In the material below, list every line carrying the string "between".

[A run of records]
•••

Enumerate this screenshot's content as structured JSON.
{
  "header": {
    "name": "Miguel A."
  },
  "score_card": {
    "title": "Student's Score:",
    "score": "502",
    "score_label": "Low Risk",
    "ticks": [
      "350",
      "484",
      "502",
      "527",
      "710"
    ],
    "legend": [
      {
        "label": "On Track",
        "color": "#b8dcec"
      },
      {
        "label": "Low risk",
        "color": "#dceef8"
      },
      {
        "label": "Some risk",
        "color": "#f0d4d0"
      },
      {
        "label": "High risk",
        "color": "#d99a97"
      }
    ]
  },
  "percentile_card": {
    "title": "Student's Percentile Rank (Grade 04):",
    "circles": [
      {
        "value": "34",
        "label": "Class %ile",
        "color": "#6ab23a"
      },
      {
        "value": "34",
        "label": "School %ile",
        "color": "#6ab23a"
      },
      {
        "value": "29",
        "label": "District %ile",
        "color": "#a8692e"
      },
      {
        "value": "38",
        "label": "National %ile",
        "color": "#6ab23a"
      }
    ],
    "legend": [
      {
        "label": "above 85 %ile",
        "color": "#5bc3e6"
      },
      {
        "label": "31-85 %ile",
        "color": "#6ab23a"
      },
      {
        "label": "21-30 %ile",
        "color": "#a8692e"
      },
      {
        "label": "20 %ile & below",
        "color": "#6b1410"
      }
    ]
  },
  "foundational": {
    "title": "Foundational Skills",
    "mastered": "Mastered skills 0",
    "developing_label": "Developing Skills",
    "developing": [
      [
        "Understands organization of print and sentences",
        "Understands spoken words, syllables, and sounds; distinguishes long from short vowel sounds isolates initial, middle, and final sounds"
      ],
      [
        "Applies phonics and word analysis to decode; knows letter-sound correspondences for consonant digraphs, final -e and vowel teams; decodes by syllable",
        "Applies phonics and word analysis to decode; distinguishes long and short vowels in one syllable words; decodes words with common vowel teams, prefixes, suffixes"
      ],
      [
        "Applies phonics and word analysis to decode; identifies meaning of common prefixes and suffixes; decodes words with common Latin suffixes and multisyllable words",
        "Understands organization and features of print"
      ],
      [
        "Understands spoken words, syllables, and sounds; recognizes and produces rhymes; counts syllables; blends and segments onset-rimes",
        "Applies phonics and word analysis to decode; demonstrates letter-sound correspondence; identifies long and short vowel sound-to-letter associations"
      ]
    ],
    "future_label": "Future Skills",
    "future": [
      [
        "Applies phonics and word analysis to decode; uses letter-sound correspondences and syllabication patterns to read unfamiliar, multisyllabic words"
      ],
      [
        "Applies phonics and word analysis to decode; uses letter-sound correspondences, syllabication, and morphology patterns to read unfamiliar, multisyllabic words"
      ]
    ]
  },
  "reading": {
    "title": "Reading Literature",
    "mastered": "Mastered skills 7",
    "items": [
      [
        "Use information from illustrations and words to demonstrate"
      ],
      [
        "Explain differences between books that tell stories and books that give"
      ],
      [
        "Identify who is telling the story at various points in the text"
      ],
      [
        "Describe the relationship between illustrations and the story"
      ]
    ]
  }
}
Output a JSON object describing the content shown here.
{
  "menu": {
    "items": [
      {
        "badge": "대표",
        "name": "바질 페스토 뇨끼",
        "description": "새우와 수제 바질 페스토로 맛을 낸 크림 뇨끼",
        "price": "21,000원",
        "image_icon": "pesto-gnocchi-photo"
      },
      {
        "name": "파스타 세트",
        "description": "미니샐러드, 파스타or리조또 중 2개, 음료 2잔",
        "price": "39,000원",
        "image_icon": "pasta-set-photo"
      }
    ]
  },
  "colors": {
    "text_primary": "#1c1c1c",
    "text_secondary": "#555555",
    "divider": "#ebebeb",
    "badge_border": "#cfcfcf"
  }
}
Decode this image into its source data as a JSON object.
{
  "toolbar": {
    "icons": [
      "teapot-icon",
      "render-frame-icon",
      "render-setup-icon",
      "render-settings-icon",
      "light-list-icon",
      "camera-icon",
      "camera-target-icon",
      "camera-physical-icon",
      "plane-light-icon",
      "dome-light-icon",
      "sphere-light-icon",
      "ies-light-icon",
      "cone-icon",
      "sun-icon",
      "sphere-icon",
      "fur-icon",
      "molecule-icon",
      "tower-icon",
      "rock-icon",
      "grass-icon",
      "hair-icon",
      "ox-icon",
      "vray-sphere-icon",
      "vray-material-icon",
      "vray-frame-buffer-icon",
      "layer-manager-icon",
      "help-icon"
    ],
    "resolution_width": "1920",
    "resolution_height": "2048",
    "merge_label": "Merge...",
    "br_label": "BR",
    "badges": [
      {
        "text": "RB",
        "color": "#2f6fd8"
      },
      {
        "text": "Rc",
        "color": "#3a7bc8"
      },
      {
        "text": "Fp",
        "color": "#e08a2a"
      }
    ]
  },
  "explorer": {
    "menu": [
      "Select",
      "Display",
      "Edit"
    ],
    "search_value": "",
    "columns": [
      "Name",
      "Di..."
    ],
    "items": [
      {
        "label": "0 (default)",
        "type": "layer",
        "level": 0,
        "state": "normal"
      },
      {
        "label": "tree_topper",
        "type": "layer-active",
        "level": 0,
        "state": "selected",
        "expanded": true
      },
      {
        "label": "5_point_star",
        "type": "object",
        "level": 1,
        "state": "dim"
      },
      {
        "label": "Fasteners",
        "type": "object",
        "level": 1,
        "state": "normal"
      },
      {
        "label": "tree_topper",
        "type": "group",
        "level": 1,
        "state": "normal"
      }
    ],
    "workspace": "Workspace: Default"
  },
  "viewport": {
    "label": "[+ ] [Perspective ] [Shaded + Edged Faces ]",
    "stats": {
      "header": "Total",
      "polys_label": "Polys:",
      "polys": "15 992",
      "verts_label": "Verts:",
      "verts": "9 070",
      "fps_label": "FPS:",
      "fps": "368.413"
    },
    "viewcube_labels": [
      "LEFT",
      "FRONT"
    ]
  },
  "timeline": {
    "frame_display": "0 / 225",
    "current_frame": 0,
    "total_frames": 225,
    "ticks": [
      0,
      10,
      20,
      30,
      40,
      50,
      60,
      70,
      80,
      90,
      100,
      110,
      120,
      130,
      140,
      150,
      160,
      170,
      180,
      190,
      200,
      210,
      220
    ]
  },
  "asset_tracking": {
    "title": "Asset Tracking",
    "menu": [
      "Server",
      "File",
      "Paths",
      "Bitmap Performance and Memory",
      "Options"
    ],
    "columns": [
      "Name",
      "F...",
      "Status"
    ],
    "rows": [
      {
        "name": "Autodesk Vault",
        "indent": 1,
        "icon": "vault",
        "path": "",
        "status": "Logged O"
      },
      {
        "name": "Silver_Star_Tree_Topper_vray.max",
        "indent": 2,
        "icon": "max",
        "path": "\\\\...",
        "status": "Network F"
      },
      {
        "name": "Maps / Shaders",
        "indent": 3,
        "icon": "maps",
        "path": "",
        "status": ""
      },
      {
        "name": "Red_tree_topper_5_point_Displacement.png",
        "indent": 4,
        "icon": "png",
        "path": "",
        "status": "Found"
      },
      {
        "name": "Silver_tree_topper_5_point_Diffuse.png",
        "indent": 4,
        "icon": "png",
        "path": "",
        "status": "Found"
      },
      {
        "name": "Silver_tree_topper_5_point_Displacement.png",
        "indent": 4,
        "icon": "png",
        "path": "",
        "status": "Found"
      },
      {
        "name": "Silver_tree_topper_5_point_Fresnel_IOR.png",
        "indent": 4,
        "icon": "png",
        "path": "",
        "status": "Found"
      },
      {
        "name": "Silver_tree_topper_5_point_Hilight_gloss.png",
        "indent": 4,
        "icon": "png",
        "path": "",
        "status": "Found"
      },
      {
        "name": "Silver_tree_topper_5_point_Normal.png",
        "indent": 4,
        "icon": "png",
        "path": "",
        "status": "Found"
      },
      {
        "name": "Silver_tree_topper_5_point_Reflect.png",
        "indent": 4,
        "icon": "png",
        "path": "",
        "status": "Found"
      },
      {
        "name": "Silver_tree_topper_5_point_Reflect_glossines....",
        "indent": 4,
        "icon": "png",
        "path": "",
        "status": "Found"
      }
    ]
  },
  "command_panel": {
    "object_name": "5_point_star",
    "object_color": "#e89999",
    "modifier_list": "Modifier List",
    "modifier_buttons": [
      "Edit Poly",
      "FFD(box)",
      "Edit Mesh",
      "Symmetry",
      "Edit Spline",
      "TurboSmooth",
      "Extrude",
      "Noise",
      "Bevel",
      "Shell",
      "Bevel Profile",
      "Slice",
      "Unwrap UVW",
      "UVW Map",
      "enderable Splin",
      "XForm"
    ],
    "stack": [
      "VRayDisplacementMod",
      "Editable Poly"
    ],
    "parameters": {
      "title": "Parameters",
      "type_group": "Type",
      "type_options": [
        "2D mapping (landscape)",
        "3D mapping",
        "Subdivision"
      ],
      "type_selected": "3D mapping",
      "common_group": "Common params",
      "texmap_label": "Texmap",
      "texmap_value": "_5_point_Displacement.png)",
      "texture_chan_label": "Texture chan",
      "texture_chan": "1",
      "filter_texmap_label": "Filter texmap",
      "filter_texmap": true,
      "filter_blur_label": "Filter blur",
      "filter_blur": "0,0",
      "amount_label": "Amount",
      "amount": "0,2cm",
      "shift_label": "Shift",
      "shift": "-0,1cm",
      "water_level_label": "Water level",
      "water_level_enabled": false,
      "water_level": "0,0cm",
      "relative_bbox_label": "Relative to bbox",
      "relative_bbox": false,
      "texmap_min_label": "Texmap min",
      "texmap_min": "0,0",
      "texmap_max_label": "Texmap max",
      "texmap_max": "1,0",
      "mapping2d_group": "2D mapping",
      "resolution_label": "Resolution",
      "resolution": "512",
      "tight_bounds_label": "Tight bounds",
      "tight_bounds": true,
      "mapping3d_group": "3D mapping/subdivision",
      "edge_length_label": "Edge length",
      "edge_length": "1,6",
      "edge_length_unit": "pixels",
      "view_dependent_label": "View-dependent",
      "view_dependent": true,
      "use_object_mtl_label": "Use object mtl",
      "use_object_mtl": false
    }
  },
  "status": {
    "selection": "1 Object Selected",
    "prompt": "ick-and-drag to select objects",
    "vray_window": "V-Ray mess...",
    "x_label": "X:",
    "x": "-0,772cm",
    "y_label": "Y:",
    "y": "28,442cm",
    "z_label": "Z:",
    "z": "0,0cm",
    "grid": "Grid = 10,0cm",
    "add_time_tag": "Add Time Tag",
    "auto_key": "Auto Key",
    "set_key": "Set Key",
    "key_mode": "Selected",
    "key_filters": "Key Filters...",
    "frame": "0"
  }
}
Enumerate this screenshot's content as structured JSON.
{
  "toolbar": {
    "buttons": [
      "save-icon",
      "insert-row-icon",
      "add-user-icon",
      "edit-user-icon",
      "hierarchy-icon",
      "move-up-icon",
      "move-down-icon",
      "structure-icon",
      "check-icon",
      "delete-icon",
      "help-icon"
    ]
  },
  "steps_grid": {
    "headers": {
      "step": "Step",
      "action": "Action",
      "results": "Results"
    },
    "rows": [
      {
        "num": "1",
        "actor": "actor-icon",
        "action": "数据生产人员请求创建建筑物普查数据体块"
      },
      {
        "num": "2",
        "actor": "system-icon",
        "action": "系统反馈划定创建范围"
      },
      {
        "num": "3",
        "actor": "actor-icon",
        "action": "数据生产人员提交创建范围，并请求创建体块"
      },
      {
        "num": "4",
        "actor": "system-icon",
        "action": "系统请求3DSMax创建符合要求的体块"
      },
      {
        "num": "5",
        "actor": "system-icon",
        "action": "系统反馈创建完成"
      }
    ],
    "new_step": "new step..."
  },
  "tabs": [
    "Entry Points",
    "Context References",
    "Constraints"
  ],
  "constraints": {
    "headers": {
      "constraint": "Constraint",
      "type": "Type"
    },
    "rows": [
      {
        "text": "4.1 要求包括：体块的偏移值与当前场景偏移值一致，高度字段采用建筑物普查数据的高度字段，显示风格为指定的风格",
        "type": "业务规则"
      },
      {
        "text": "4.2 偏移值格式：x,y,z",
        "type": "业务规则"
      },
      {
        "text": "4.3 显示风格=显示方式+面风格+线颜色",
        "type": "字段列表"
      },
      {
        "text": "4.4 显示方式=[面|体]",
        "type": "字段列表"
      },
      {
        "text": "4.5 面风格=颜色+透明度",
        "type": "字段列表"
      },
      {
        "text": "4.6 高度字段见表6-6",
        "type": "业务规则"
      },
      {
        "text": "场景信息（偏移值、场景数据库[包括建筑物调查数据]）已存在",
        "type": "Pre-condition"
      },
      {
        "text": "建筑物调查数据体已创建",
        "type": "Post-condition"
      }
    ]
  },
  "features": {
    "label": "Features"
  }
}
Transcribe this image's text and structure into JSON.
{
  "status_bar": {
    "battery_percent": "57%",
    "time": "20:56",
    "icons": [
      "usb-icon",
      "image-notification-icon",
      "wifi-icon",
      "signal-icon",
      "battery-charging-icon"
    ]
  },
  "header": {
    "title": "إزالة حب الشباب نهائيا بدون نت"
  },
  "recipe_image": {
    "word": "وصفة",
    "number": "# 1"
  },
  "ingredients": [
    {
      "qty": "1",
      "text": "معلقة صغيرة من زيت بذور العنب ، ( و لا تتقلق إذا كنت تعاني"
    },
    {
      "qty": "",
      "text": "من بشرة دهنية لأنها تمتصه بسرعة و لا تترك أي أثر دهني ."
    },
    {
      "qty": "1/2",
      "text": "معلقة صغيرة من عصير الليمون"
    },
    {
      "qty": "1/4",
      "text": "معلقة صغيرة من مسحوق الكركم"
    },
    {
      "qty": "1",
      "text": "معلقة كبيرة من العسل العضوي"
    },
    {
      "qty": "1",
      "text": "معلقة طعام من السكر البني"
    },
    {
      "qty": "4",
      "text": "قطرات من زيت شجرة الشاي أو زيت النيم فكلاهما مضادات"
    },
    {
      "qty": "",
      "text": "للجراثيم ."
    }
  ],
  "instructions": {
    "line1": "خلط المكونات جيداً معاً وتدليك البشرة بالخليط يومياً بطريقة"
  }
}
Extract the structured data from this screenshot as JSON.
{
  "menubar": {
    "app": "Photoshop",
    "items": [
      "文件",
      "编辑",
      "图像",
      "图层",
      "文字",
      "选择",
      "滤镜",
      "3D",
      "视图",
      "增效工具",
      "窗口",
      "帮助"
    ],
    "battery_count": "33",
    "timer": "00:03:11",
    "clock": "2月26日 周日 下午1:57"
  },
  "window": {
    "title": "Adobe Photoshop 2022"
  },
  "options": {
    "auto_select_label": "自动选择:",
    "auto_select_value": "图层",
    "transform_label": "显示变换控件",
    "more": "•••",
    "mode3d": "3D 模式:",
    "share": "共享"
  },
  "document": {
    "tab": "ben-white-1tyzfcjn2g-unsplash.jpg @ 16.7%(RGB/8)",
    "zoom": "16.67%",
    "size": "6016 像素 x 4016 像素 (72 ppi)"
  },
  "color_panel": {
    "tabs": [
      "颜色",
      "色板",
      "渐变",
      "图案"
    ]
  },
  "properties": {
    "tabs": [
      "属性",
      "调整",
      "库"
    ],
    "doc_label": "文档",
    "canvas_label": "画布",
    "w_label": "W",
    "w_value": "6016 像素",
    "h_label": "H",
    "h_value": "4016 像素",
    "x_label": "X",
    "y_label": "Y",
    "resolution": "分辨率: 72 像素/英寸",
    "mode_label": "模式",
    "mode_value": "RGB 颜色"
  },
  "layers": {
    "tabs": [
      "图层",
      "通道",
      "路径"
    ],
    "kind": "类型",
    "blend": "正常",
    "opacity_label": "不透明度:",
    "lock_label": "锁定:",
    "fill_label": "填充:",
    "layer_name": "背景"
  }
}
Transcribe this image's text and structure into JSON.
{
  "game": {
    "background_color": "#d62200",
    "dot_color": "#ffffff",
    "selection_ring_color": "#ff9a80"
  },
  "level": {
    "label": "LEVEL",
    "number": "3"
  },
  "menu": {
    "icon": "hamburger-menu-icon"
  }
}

•••

▶ **Solution for this problem**
        "Explain differences between books that tell stories and books that give"
        "Describe the relationship between illustrations and the story"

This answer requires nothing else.